## [SET PROBLEM]
Reproduce every record below exactly as it appears.

## [EXERCISE MATERIAL]
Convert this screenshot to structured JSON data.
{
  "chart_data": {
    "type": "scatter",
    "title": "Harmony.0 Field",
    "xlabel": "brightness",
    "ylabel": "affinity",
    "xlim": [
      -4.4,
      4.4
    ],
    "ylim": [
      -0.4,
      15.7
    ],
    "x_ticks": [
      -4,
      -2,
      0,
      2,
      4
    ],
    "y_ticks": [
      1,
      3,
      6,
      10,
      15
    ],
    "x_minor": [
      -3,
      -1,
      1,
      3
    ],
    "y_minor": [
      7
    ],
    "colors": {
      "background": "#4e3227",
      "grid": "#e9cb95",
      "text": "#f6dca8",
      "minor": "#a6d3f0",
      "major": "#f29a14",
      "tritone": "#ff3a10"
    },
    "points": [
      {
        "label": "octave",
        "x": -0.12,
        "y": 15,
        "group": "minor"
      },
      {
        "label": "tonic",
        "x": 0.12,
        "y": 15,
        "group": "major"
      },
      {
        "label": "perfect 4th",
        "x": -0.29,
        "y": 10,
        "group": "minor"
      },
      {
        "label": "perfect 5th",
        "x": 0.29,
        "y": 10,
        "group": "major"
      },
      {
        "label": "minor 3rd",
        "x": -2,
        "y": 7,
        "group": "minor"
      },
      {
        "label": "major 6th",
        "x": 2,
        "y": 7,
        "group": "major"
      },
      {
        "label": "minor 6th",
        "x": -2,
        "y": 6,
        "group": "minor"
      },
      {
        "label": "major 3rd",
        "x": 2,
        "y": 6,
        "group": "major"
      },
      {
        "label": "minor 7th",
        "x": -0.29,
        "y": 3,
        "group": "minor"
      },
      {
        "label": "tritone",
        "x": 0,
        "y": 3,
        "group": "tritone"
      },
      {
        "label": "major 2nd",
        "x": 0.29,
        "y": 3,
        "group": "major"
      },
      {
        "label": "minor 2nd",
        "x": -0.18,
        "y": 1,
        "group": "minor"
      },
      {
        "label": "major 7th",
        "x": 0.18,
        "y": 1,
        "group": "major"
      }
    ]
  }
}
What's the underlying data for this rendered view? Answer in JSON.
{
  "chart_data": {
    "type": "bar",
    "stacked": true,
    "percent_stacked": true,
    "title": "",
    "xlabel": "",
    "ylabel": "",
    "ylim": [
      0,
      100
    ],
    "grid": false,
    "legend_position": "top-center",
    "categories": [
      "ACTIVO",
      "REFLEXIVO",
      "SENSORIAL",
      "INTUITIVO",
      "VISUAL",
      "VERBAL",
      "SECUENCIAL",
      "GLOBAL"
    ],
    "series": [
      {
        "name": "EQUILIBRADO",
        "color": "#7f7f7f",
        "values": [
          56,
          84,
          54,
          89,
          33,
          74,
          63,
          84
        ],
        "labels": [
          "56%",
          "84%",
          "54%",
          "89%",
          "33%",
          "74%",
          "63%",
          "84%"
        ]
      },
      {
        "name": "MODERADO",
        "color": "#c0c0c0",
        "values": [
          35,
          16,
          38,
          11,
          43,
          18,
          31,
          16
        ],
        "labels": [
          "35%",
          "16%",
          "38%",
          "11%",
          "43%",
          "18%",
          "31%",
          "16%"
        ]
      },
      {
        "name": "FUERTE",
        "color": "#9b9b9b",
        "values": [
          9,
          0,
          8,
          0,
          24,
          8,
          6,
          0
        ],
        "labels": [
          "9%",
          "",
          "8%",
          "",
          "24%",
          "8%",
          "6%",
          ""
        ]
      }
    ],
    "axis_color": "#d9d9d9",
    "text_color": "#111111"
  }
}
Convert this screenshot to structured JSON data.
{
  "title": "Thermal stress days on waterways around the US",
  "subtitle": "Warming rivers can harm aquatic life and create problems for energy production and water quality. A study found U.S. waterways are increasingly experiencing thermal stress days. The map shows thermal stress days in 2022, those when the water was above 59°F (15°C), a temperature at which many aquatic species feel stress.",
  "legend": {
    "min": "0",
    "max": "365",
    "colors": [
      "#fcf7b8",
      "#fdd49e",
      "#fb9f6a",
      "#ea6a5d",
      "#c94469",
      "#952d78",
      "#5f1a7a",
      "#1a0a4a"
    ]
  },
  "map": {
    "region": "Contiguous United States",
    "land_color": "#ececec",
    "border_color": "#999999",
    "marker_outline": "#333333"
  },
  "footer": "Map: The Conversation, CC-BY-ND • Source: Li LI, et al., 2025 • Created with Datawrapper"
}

## [RESPONSE TO THIS EXERCISE]
Convert this screenshot to structured JSON data.
{
  "chart_data": {
    "type": "scatter",
    "title": "Harmony.0 Field",
    "xlabel": "brightness",
    "ylabel": "affinity",
    "xlim": [
      -4.4,
      4.4
    ],
    "ylim": [
      -0.4,
      15.7
    ],
    "x_ticks": [
      -4,
      -2,
      0,
      2,
      4
    ],
    "y_ticks": [
      1,
      3,
      6,
      10,
      15
    ],
    "x_minor": [
      -3,
      -1,
      1,
      3
    ],
    "y_minor": [
      7
    ],
    "colors": {
      "background": "#4e3227",
      "grid": "#e9cb95",
      "text": "#f6dca8",
      "minor": "#a6d3f0",
      "major": "#f29a14",
      "tritone": "#ff3a10"
    },
    "points": [
      {
        "label": "octave",
        "x": -0.12,
        "y": 15,
        "group": "minor"
      },
      {
        "label": "tonic",
        "x": 0.12,
        "y": 15,
        "group": "major"
      },
      {
        "label": "perfect 4th",
        "x": -0.29,
        "y": 10,
        "group": "minor"
      },
      {
        "label": "perfect 5th",
        "x": 0.29,
        "y": 10,
        "group": "major"
      },
      {
        "label": "minor 3rd",
        "x": -2,
        "y": 7,
        "group": "minor"
      },
      {
        "label": "major 6th",
        "x": 2,
        "y": 7,
        "group": "major"
      },
      {
        "label": "minor 6th",
        "x": -2,
        "y": 6,
        "group": "minor"
      },
      {
        "label": "major 3rd",
        "x": 2,
        "y": 6,
        "group": "major"
      },
      {
        "label": "minor 7th",
        "x": -0.29,
        "y": 3,
        "group": "minor"
      },
      {
        "label": "tritone",
        "x": 0,
        "y": 3,
        "group": "tritone"
      },
      {
        "label": "major 2nd",
        "x": 0.29,
        "y": 3,
        "group": "major"
      },
      {
        "label": "minor 2nd",
        "x": -0.18,
        "y": 1,
        "group": "minor"
      },
      {
        "label": "major 7th",
        "x": 0.18,
        "y": 1,
        "group": "major"
      }
    ]
  }
}
What's the underlying data for this rendered view? Answer in JSON.
{
  "chart_data": {
    "type": "bar",
    "stacked": true,
    "percent_stacked": true,
    "title": "",
    "xlabel": "",
    "ylabel": "",
    "ylim": [
      0,
      100
    ],
    "grid": false,
    "legend_position": "top-center",
    "categories": [
      "ACTIVO",
      "REFLEXIVO",
      "SENSORIAL",
      "INTUITIVO",
      "VISUAL",
      "VERBAL",
      "SECUENCIAL",
      "GLOBAL"
    ],
    "series": [
      {
        "name": "EQUILIBRADO",
        "color": "#7f7f7f",
        "values": [
          56,
          84,
          54,
          89,
          33,
          74,
          63,
          84
        ],
        "labels": [
          "56%",
          "84%",
          "54%",
          "89%",
          "33%",
          "74%",
          "63%",
          "84%"
        ]
      },
      {
        "name": "MODERADO",
        "color": "#c0c0c0",
        "values": [
          35,
          16,
          38,
          11,
          43,
          18,
          31,
          16
        ],
        "labels": [
          "35%",
          "16%",
          "38%",
          "11%",
          "43%",
          "18%",
          "31%",
          "16%"
        ]
      },
      {
        "name": "FUERTE",
        "color": "#9b9b9b",
        "values": [
          9,
          0,
          8,
          0,
          24,
          8,
          6,
          0
        ],
        "labels": [
          "9%",
          "",
          "8%",
          "",
          "24%",
          "8%",
          "6%",
          ""
        ]
      }
    ],
    "axis_color": "#d9d9d9",
    "text_color": "#111111"
  }
}
Convert this screenshot to structured JSON data.
{
  "title": "Thermal stress days on waterways around the US",
  "subtitle": "Warming rivers can harm aquatic life and create problems for energy production and water quality. A study found U.S. waterways are increasingly experiencing thermal stress days. The map shows thermal stress days in 2022, those when the water was above 59°F (15°C), a temperature at which many aquatic species feel stress.",
  "legend": {
    "min": "0",
    "max": "365",
    "colors": [
      "#fcf7b8",
      "#fdd49e",
      "#fb9f6a",
      "#ea6a5d",
      "#c94469",
      "#952d78",
      "#5f1a7a",
      "#1a0a4a"
    ]
  },
  "map": {
    "region": "Contiguous United States",
    "land_color": "#ececec",
    "border_color": "#999999",
    "marker_outline": "#333333"
  },
  "footer": "Map: The Conversation, CC-BY-ND • Source: Li LI, et al., 2025 • Created with Datawrapper"
}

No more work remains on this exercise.